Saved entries
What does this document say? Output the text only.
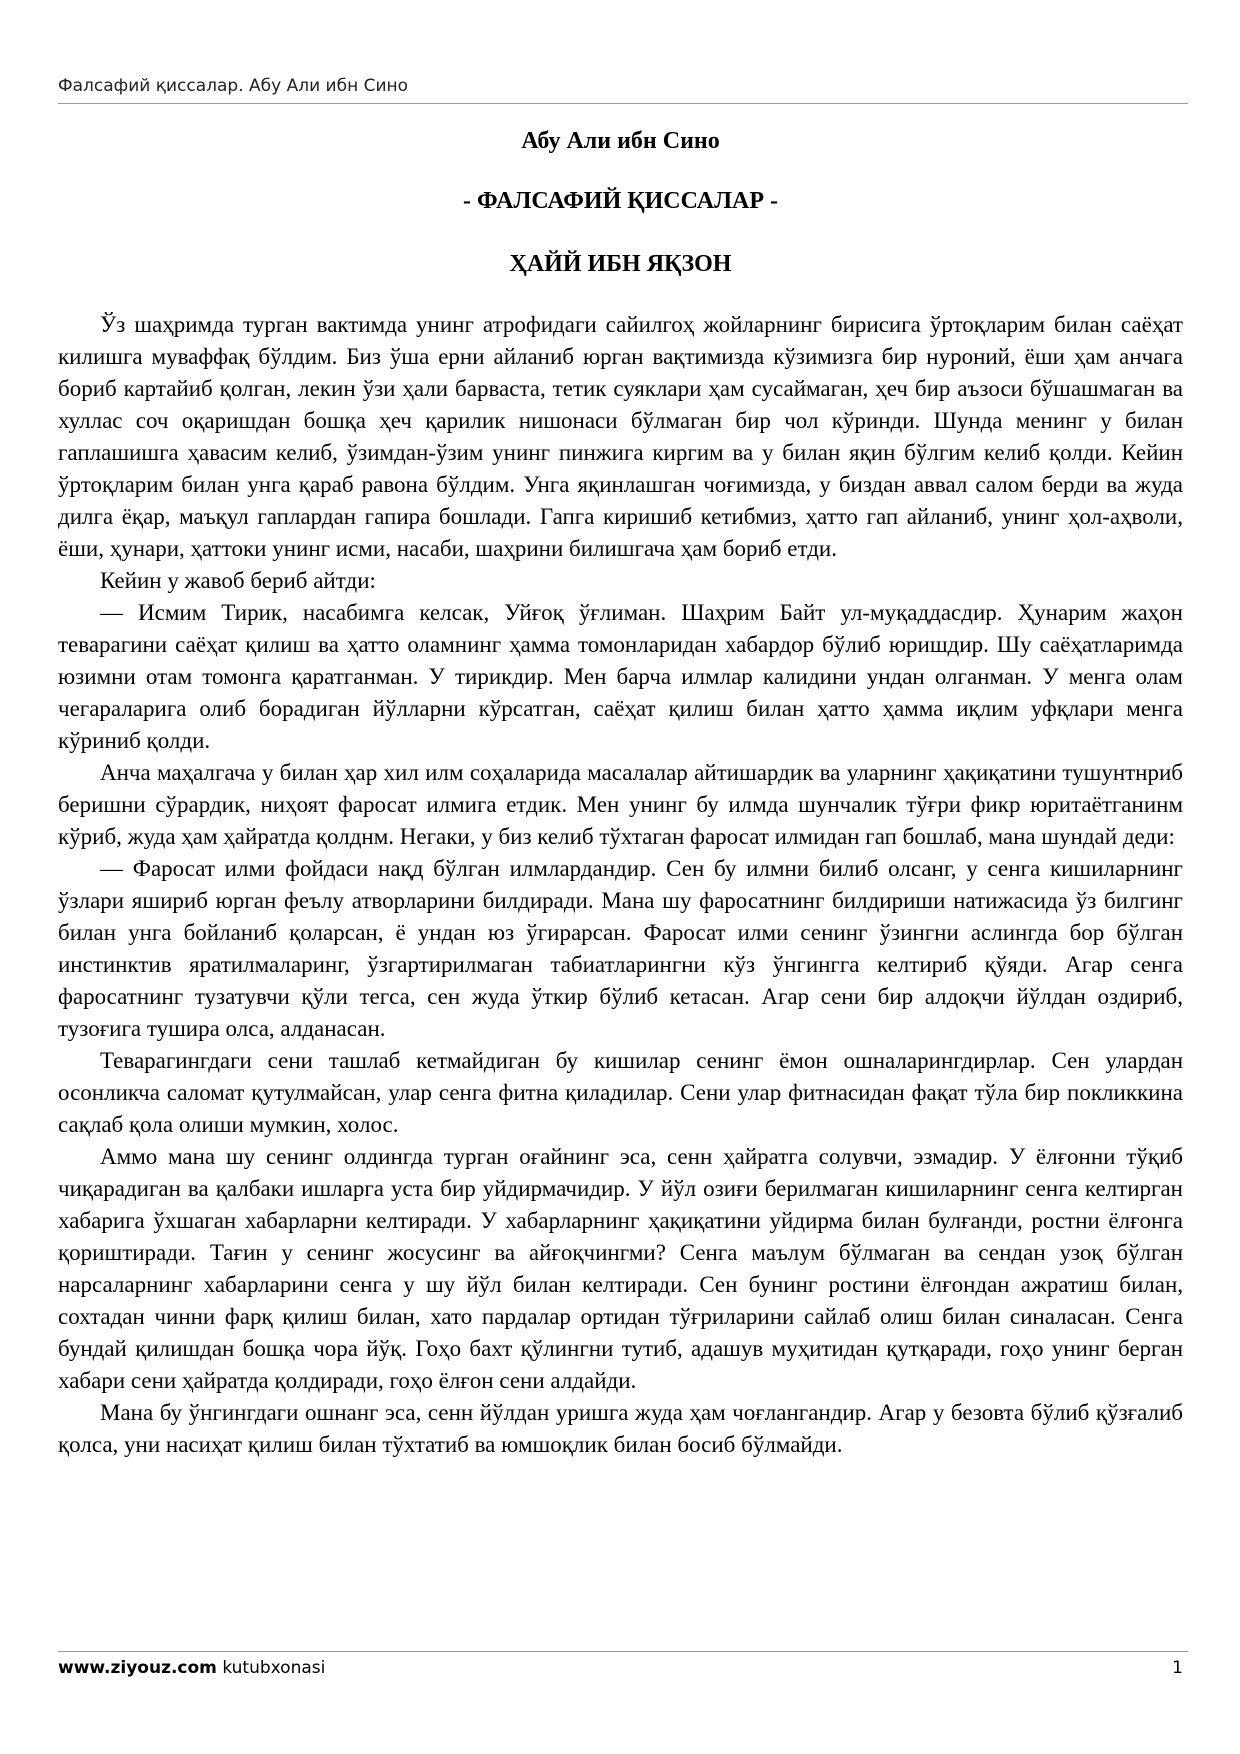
Фалсафий қиссалар. Абу Али ибн Сино
Абу Али ибн Сино
- ФАЛСАФИЙ ҚИССАЛАР -
ҲАЙЙ ИБН ЯҚЗОН

Ўз шаҳримда турган вактимда унинг атрофидаги сайилгоҳ жойларнинг бирисига ўртоқларим билан саёҳат килишга муваффақ бўлдим. Биз ўша ерни айланиб юрган вақтимизда кўзимизга бир нуроний, ёши ҳам анчага бориб картайиб қолган, лекин ўзи ҳали барваста, тетик суяклари ҳам сусаймаган, ҳеч бир аъзоси бўшашмаган ва хуллас соч оқаришдан бошқа ҳеч қарилик нишонаси бўлмаган бир чол кўринди. Шунда менинг у билан гаплашишга ҳавасим келиб, ўзимдан-ўзим унинг пинжига киргим ва у билан яқин бўлгим келиб қолди. Кейин ўртоқларим билан унга қараб равона бўлдим. Унга яқинлашган чоғимизда, у биздан аввал салом берди ва жуда дилга ёқар, маъқул гаплардан гапира бошлади. Гапга киришиб кетибмиз, ҳатто гап айланиб, унинг ҳол-аҳволи, ёши, ҳунари, ҳаттоки унинг исми, насаби, шаҳрини билишгача ҳам бориб етди.

Кейин у жавоб бериб айтди:

— Исмим Тирик, насабимга келсак, Уйғоқ ўғлиман. Шаҳрим Байт ул-муқаддасдир. Ҳунарим жаҳон теварагини саёҳат қилиш ва ҳатто оламнинг ҳамма томонларидан хабардор бўлиб юришдир. Шу саёҳатларимда юзимни отам томонга қаратганман. У тирикдир. Мен барча илмлар калидини ундан олганман. У менга олам чегараларига олиб борадиган йўлларни кўрсатган, саёҳат қилиш билан ҳатто ҳамма иқлим уфқлари менга кўриниб қолди.

Анча маҳалгача у билан ҳар хил илм соҳаларида масалалар айтишардик ва уларнинг ҳақиқатини тушунтнриб беришни сўрардик, ниҳоят фаросат илмига етдик. Мен унинг бу илмда шунчалик тўғри фикр юритаётганинм кўриб, жуда ҳам ҳайратда қолднм. Негаки, у биз келиб тўхтаган фаросат илмидан гап бошлаб, мана шундай деди:

— Фаросат илми фойдаси нақд бўлган илмлардандир. Сен бу илмни билиб олсанг, у сенга кишиларнинг ўзлари яшириб юрган феълу атворларини билдиради. Мана шу фаросатнинг билдириши натижасида ўз билгинг билан унга бойланиб қоларсан, ё ундан юз ўгирарсан. Фаросат илми сенинг ўзингни аслингда бор бўлган инстинктив яратилмаларинг, ўзгартирилмаган табиатларингни кўз ўнгингга келтириб қўяди. Агар сенга фаросатнинг тузатувчи қўли тегса, сен жуда ўткир бўлиб кетасан. Агар сени бир алдоқчи йўлдан оздириб, тузоғига тушира олса, алданасан.

Теварагингдаги сени ташлаб кетмайдиган бу кишилар сенинг ёмон ошналарингдирлар. Сен улардан осонликча саломат қутулмайсан, улар сенга фитна қиладилар. Сени улар фитнасидан фақат тўла бир покликкина сақлаб қола олиши мумкин, холос.

Аммо мана шу сенинг олдингда турган оғайнинг эса, сенн ҳайратга солувчи, эзмадир. У ёлғонни тўқиб чиқарадиган ва қалбаки ишларга уста бир уйдирмачидир. У йўл озиғи берилмаган кишиларнинг сенга келтирган хабарига ўхшаган хабарларни келтиради. У хабарларнинг ҳақиқатини уйдирма билан булғанди, ростни ёлғонга қориштиради. Тағин у сенинг жосусинг ва айғоқчингми? Сенга маълум бўлмаган ва сендан узоқ бўлган нарсаларнинг хабарларини сенга у шу йўл билан келтиради. Сен бунинг ростини ёлғондан ажратиш билан, сохтадан чинни фарқ қилиш билан, хато пардалар ортидан тўғриларини сайлаб олиш билан синаласан. Сенга бундай қилишдан бошқа чора йўқ. Гоҳо бахт қўлингни тутиб, адашув муҳитидан қутқаради, гоҳо унинг берган хабари сени ҳайратда қолдиради, гоҳо ёлғон сени алдайди.

Мана бу ўнгингдаги ошнанг эса, сенн йўлдан уришга жуда ҳам чоғлангандир. Агар у безовта бўлиб қўзғалиб қолса, уни насиҳат қилиш билан тўхтатиб ва юмшоқлик билан босиб бўлмайди.

www.ziyouz.com kutubxonasi	1
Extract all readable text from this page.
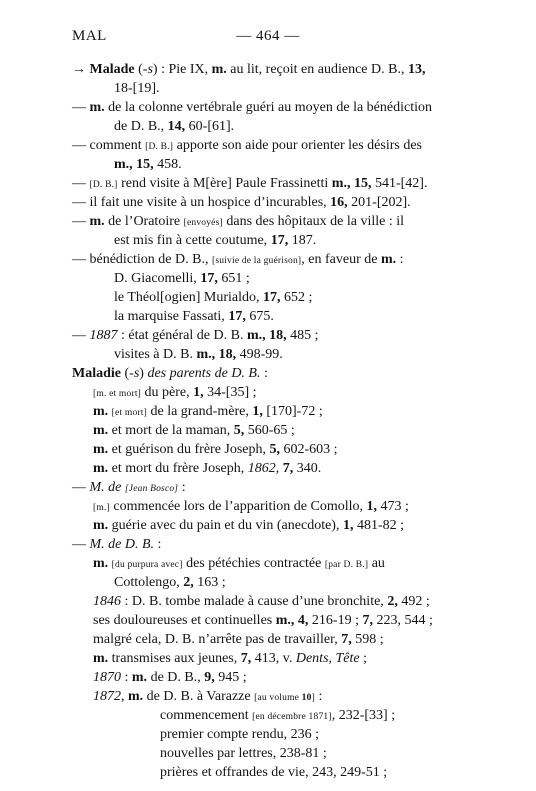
MAL	— 464 —
→ Malade (-s) : Pie IX, m. au lit, reçoit en audience D. B., 13,
18-[19].
— m. de la colonne vertébrale guéri au moyen de la bénédiction
de D. B., 14, 60-[61].
— comment [D. B.] apporte son aide pour orienter les désirs des
m., 15, 458.
— [D. B.] rend visite à M[ère] Paule Frassinetti m., 15, 541-[42].
— il fait une visite à un hospice d’incurables, 16, 201-[202].
— m. de l’Oratoire [envoyés] dans des hôpitaux de la ville : il
est mis fin à cette coutume, 17, 187.
— bénédiction de D. B., [suivie de la guérison], en faveur de m. :
D. Giacomelli, 17, 651 ;
le Théol[ogien] Murialdo, 17, 652 ;
la marquise Fassati, 17, 675.
— 1887 : état général de D. B. m., 18, 485 ;
visites à D. B. m., 18, 498-99.
Maladie (-s) des parents de D. B. :
[m. et mort] du père, 1, 34-[35] ;
m. [et mort] de la grand-mère, 1, [170]-72 ;
m. et mort de la maman, 5, 560-65 ;
m. et guérison du frère Joseph, 5, 602-603 ;
m. et mort du frère Joseph, 1862, 7, 340.
— M. de [Jean Bosco] :
[m.] commencée lors de l’apparition de Comollo, 1, 473 ;
m. guérie avec du pain et du vin (anecdote), 1, 481-82 ;
— M. de D. B. :
m. [du purpura avec] des pétéchies contractée [par D. B.] au
Cottolengo, 2, 163 ;
1846 : D. B. tombe malade à cause d’une bronchite, 2, 492 ;
ses douloureuses et continuelles m., 4, 216-19 ; 7, 223, 544 ;
malgré cela, D. B. n’arrête pas de travailler, 7, 598 ;
m. transmises aux jeunes, 7, 413, v. Dents, Tête ;
1870 : m. de D. B., 9, 945 ;
1872, m. de D. B. à Varazze [au volume 10] :
commencement [en décembre 1871], 232-[33] ;
premier compte rendu, 236 ;
nouvelles par lettres, 238-81 ;
prières et offrandes de vie, 243, 249-51 ;
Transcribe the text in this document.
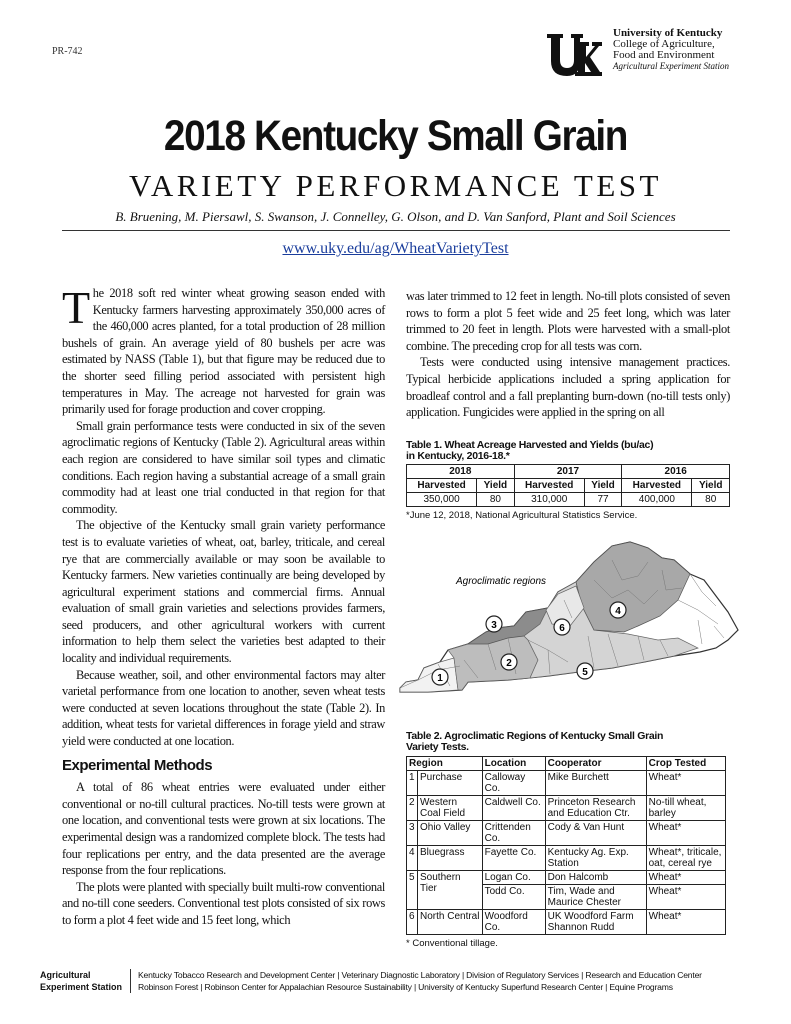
PR-742
University of Kentucky
College of Agriculture,
Food and Environment
Agricultural Experiment Station
2018 Kentucky Small Grain
VARIETY PERFORMANCE TEST
B. Bruening, M. Piersawl, S. Swanson, J. Connelley, G. Olson, and D. Van Sanford, Plant and Soil Sciences
www.uky.edu/ag/WheatVarietyTest

The 2018 soft red winter wheat growing season ended with Kentucky farmers harvesting approximately 350,000 acres of the 460,000 acres planted, for a total production of 28 million bushels of grain. An average yield of 80 bushels per acre was estimated by NASS (Table 1), but that figure may be reduced due to the shorter seed filling period associated with persistent high temperatures in May. The acreage not harvested for grain was primarily used for forage production and cover cropping.

Small grain performance tests were conducted in six of the seven agroclimatic regions of Kentucky (Table 2). Agricultural areas within each region are considered to have similar soil types and climatic conditions. Each region having a substantial acreage of a small grain commodity had at least one trial conducted in that region for that commodity.

The objective of the Kentucky small grain variety performance test is to evaluate varieties of wheat, oat, barley, triticale, and cereal rye that are commercially available or may soon be available to Kentucky farmers. New varieties continually are being developed by agricultural experiment stations and commercial firms. Annual evaluation of small grain varieties and selections provides farmers, seed producers, and other agricultural workers with current information to help them select the varieties best adapted to their locality and individual requirements.

Because weather, soil, and other environmental factors may alter varietal performance from one location to another, seven wheat tests were conducted at seven locations throughout the state (Table 2). In addition, wheat tests for varietal differences in forage yield and straw yield were conducted at one location.

Experimental Methods

A total of 86 wheat entries were evaluated under either conventional or no-till cultural practices. No-till tests were grown at one location, and conventional tests were grown at six locations. The experimental design was a randomized complete block. The tests had four replications per entry, and the data presented are the average response from the four replications.

The plots were planted with specially built multi-row conventional and no-till cone seeders. Conventional test plots consisted of six rows to form a plot 4 feet wide and 15 feet long, which

was later trimmed to 12 feet in length. No-till plots consisted of seven rows to form a plot 5 feet wide and 25 feet long, which was later trimmed to 20 feet in length. Plots were harvested with a small-plot combine. The preceding crop for all tests was corn.

Tests were conducted using intensive management practices. Typical herbicide applications included a spring application for broadleaf control and a fall preplanting burn-down (no-till tests only) application. Fungicides were applied in the spring on all

Table 1. Wheat Acreage Harvested and Yields (bu/ac)
in Kentucky, 2016-18.*
2018		2017		2016	
Harvested	Yield	Harvested	Yield	Harvested	Yield
350,000	80	310,000	77	400,000	80
*June 12, 2018, National Agricultural Statistics Service.
Agroclimatic regions
1
2
3
4
5
6
Table 2. Agroclimatic Regions of Kentucky Small Grain
Variety Tests.
Region		Location	Cooperator	Crop Tested
1	Purchase	Calloway Co.	Mike Burchett	Wheat*
2	Western Coal Field	Caldwell Co.	Princeton Research and Education Ctr.	No-till wheat, barley
3	Ohio Valley	Crittenden Co.	Cody & Van Hunt	Wheat*
4	Bluegrass	Fayette Co.	Kentucky Ag. Exp. Station	Wheat*, triticale, oat, cereal rye
5	Southern Tier	Logan Co.	Don Halcomb	Wheat*
		Todd Co.	Tim, Wade and Maurice Chester	Wheat*
6	North Central	Woodford Co.	UK Woodford Farm Shannon Rudd	Wheat*
* Conventional tillage.
Agricultural
Experiment Station
Kentucky Tobacco Research and Development Center | Veterinary Diagnostic Laboratory | Division of Regulatory Services | Research and Education Center
Robinson Forest | Robinson Center for Appalachian Resource Sustainability | University of Kentucky Superfund Research Center | Equine Programs
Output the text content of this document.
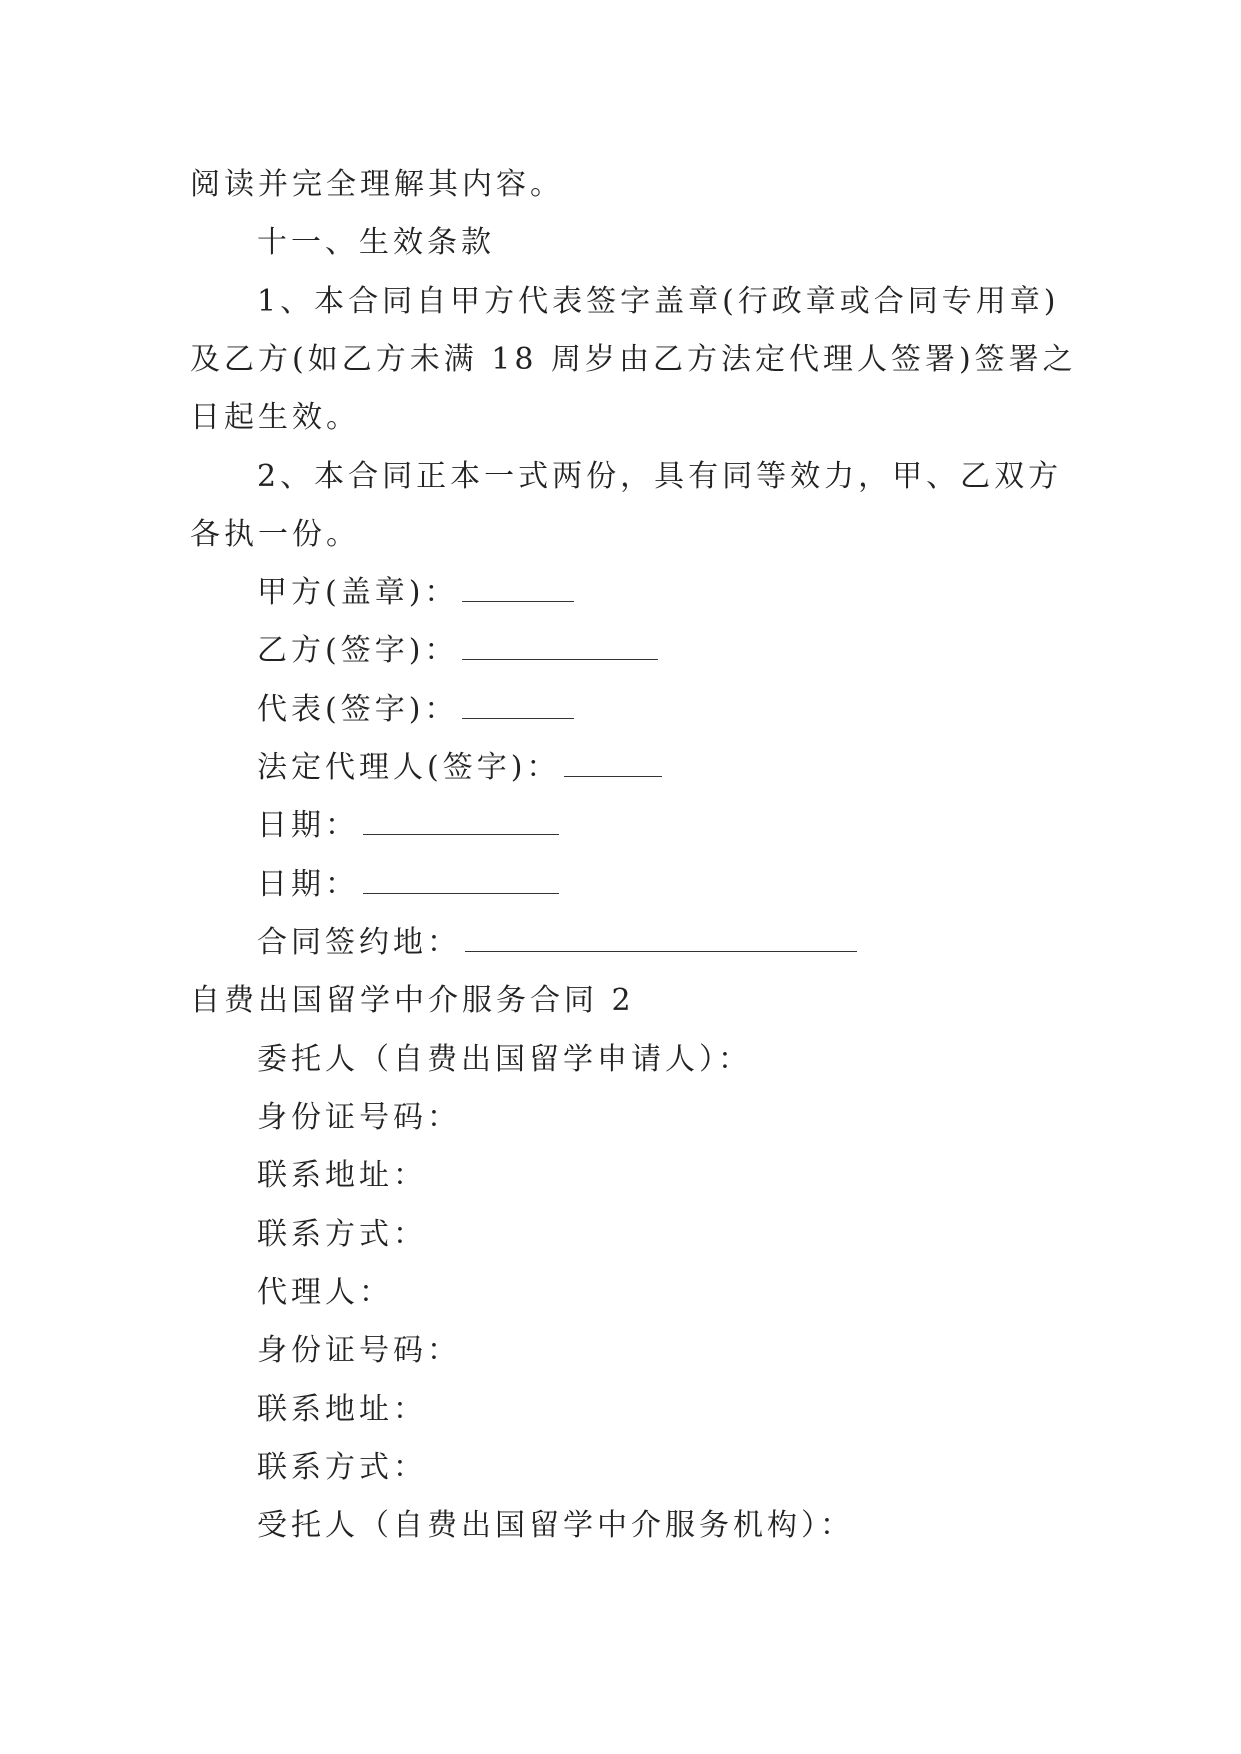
阅读并完全理解其内容。
十一、生效条款
1、本合同自甲方代表签字盖章(行政章或合同专用章)
及乙方(如乙方未满 18 周岁由乙方法定代理人签署)签署之
日起生效。
2、本合同正本一式两份，具有同等效力，甲、乙双方
各执一份。
甲方(盖章)：
乙方(签字)：
代表(签字)：
法定代理人(签字)：
日期：
日期：
合同签约地：
自费出国留学中介服务合同 2
委托人（自费出国留学申请人）：
身份证号码：
联系地址：
联系方式：
代理人：
身份证号码：
联系地址：
联系方式：
受托人（自费出国留学中介服务机构）：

> [What to do]: List all lines above in which the string "avec" appears.

> [Written response]:
m. guérie avec du pain et du vin (anecdote), 1, 481-82 ;
m. [du purpura avec] des pétéchies contractée [par D. B.] au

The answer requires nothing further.